======== PROVIDED DATA
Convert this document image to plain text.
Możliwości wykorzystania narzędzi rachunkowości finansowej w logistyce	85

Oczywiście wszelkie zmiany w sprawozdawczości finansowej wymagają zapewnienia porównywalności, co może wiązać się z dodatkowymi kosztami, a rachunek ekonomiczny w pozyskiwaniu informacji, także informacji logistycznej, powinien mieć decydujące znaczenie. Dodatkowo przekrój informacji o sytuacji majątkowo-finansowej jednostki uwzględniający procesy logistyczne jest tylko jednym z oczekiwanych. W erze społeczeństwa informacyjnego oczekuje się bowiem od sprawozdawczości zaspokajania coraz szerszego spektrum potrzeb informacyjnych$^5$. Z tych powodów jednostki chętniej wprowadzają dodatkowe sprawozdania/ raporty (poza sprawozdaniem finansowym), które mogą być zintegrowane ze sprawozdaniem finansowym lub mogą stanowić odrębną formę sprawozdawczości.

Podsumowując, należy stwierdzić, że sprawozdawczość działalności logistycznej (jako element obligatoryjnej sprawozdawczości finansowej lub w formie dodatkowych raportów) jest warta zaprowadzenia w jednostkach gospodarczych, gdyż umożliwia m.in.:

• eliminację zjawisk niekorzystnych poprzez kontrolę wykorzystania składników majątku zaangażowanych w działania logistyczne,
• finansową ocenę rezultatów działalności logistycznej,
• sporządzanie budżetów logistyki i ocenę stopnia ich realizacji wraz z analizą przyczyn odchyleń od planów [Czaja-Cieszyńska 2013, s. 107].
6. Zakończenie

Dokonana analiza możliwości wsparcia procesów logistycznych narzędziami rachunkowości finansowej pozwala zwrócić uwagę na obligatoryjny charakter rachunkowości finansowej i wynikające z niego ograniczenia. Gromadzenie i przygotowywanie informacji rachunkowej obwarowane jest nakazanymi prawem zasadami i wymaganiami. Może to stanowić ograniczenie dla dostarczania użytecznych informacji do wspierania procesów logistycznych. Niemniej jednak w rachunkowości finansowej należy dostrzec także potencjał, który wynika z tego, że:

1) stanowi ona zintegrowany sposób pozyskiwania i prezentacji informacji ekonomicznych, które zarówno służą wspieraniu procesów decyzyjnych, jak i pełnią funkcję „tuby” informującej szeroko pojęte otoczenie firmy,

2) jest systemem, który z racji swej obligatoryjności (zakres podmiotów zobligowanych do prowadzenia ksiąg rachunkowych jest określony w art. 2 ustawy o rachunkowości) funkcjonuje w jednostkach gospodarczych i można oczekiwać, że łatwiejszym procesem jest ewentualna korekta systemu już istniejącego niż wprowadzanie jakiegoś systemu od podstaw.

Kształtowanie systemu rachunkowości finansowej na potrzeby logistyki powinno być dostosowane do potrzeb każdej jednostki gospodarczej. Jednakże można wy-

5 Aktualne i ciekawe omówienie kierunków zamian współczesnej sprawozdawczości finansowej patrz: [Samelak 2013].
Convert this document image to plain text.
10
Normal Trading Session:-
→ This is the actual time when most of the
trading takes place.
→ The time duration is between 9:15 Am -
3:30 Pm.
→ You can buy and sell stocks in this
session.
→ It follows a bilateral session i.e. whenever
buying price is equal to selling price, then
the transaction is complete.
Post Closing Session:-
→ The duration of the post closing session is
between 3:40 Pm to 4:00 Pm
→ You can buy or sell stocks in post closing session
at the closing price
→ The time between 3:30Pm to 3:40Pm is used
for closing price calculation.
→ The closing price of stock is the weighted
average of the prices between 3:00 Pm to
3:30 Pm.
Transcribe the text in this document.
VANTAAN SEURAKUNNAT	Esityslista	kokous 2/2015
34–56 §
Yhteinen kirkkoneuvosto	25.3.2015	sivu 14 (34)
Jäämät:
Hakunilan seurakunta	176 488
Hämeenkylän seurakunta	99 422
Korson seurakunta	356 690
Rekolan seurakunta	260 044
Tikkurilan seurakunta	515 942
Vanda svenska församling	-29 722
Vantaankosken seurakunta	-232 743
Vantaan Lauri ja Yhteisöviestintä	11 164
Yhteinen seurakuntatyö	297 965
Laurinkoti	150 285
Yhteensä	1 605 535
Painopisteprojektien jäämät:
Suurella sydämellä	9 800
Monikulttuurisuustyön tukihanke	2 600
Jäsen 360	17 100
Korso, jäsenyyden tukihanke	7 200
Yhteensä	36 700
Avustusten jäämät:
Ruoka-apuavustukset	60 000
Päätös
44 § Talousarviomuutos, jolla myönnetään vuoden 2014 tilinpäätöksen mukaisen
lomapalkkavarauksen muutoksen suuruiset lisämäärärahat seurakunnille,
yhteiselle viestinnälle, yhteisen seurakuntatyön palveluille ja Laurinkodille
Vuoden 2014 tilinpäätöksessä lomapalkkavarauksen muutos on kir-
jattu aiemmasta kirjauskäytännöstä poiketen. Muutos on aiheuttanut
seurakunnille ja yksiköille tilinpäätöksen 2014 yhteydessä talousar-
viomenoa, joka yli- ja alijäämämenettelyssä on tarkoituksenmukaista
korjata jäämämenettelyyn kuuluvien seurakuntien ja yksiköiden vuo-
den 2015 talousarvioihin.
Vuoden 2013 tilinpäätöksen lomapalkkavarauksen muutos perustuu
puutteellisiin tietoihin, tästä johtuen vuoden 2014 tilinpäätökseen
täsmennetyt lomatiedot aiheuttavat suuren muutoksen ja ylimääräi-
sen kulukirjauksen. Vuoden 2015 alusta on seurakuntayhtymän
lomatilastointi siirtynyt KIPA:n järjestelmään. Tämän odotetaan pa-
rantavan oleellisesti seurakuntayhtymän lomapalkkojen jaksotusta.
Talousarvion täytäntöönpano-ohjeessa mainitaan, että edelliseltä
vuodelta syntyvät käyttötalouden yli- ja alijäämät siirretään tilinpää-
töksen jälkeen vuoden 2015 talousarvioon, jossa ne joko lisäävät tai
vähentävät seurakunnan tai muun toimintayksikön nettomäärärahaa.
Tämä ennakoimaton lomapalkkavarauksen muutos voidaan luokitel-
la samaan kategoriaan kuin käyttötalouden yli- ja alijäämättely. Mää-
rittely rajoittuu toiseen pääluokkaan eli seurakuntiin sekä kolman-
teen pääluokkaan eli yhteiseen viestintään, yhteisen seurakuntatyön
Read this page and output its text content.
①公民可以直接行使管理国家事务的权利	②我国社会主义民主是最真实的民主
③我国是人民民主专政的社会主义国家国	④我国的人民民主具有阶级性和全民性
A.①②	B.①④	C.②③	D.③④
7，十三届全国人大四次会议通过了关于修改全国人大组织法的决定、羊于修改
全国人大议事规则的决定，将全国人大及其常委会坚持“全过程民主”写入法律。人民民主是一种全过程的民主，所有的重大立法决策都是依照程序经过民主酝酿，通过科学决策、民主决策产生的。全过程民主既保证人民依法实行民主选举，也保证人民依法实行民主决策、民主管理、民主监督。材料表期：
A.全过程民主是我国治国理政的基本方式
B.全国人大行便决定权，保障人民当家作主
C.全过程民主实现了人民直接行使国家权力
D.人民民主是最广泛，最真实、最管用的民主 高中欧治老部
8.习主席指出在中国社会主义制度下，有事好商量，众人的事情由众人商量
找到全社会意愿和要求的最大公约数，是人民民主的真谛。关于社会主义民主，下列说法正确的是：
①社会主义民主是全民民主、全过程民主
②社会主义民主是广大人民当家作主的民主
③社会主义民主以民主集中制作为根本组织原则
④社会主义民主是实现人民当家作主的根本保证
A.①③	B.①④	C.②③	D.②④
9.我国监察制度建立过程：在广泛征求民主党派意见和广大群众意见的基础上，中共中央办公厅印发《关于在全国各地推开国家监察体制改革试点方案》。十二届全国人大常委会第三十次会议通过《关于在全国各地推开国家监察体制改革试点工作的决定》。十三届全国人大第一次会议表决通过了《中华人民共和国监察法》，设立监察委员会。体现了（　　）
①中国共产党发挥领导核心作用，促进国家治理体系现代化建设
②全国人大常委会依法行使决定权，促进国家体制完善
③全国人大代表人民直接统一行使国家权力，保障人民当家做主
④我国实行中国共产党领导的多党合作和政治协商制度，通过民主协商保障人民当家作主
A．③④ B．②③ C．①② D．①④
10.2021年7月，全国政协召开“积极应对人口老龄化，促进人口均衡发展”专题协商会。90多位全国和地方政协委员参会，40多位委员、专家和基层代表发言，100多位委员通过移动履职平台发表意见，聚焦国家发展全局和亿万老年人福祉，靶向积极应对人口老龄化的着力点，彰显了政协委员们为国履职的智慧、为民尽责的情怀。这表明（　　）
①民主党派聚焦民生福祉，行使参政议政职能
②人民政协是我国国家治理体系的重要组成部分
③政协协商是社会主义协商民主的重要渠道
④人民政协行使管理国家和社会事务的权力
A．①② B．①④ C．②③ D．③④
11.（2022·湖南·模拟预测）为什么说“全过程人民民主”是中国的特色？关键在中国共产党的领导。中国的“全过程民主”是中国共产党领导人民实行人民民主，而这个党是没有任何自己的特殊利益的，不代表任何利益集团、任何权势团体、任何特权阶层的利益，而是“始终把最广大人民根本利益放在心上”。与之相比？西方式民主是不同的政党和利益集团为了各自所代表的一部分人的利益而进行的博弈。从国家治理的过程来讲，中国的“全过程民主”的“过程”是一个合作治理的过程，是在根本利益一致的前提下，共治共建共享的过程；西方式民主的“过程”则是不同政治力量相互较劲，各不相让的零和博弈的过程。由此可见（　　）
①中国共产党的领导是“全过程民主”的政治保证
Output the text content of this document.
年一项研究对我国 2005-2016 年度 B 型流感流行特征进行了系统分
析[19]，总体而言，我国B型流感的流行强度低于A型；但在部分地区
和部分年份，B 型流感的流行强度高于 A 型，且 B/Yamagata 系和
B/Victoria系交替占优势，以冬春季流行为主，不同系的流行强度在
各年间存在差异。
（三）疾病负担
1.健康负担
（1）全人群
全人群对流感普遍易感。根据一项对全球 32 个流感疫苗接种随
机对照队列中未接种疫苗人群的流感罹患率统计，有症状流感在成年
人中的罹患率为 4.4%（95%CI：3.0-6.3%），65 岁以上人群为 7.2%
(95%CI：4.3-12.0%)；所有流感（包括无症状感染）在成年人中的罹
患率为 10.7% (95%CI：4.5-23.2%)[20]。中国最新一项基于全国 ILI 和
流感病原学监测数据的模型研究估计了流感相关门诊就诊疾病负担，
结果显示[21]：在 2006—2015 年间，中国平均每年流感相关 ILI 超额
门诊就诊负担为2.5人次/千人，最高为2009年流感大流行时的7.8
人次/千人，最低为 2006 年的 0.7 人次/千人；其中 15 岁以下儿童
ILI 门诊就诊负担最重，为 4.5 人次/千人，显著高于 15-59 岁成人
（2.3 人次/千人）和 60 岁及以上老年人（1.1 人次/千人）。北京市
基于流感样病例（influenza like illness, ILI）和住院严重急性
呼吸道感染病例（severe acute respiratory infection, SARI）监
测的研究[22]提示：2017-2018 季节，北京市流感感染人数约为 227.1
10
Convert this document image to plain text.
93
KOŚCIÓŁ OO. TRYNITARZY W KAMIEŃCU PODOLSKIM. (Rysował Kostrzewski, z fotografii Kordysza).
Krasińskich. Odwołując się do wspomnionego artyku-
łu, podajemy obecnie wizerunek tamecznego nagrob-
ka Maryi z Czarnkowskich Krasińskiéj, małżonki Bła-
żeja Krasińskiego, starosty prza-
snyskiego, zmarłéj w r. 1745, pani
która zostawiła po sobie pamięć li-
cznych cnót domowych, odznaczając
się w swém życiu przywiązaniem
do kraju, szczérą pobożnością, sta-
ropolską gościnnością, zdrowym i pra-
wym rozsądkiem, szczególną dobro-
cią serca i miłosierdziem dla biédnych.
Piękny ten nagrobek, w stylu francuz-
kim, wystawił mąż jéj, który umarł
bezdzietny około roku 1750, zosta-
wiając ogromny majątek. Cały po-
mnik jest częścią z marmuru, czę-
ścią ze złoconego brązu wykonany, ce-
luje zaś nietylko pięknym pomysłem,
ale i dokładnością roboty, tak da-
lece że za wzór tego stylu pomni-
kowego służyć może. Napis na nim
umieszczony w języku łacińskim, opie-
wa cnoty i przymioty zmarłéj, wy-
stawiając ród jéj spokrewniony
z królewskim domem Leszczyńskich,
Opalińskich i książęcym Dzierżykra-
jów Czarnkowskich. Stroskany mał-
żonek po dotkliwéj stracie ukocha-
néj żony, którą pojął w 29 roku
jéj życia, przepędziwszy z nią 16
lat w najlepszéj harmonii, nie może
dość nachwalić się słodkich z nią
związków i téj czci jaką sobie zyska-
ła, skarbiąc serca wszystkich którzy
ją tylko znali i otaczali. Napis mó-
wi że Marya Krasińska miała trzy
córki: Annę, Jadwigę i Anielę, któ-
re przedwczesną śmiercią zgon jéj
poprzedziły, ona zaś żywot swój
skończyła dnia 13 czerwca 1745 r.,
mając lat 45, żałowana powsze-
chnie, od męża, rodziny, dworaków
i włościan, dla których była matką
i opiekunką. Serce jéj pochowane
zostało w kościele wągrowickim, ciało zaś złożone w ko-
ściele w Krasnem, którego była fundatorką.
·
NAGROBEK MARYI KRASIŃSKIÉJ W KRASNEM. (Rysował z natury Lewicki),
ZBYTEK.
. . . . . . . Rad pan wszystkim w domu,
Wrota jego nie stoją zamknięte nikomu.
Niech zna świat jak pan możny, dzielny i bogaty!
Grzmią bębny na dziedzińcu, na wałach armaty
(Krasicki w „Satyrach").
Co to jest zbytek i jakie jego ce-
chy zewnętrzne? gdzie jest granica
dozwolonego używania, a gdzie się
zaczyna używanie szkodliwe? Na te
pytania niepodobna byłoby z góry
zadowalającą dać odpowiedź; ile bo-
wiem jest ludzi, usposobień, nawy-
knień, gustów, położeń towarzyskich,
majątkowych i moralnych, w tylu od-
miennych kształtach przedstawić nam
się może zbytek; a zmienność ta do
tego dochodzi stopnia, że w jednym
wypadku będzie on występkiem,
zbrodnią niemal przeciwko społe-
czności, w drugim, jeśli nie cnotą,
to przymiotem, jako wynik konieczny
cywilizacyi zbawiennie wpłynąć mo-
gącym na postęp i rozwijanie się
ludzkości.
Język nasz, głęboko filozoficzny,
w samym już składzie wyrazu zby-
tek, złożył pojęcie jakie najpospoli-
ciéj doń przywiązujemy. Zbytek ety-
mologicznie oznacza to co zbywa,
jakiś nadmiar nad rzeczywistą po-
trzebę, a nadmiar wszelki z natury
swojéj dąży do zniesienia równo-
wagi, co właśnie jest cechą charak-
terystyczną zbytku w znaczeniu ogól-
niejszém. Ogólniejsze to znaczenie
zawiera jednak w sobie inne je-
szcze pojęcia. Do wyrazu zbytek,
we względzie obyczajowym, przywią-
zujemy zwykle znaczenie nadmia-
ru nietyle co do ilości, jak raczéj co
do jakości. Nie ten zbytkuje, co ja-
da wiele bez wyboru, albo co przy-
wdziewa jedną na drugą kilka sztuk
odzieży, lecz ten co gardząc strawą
================
Gather each line in these records that contains the string "gdzie".

# OUTPUT FOR THIS EXERCISE
chy zewnętrzne? gdzie jest granica
dozwolonego używania, a gdzie się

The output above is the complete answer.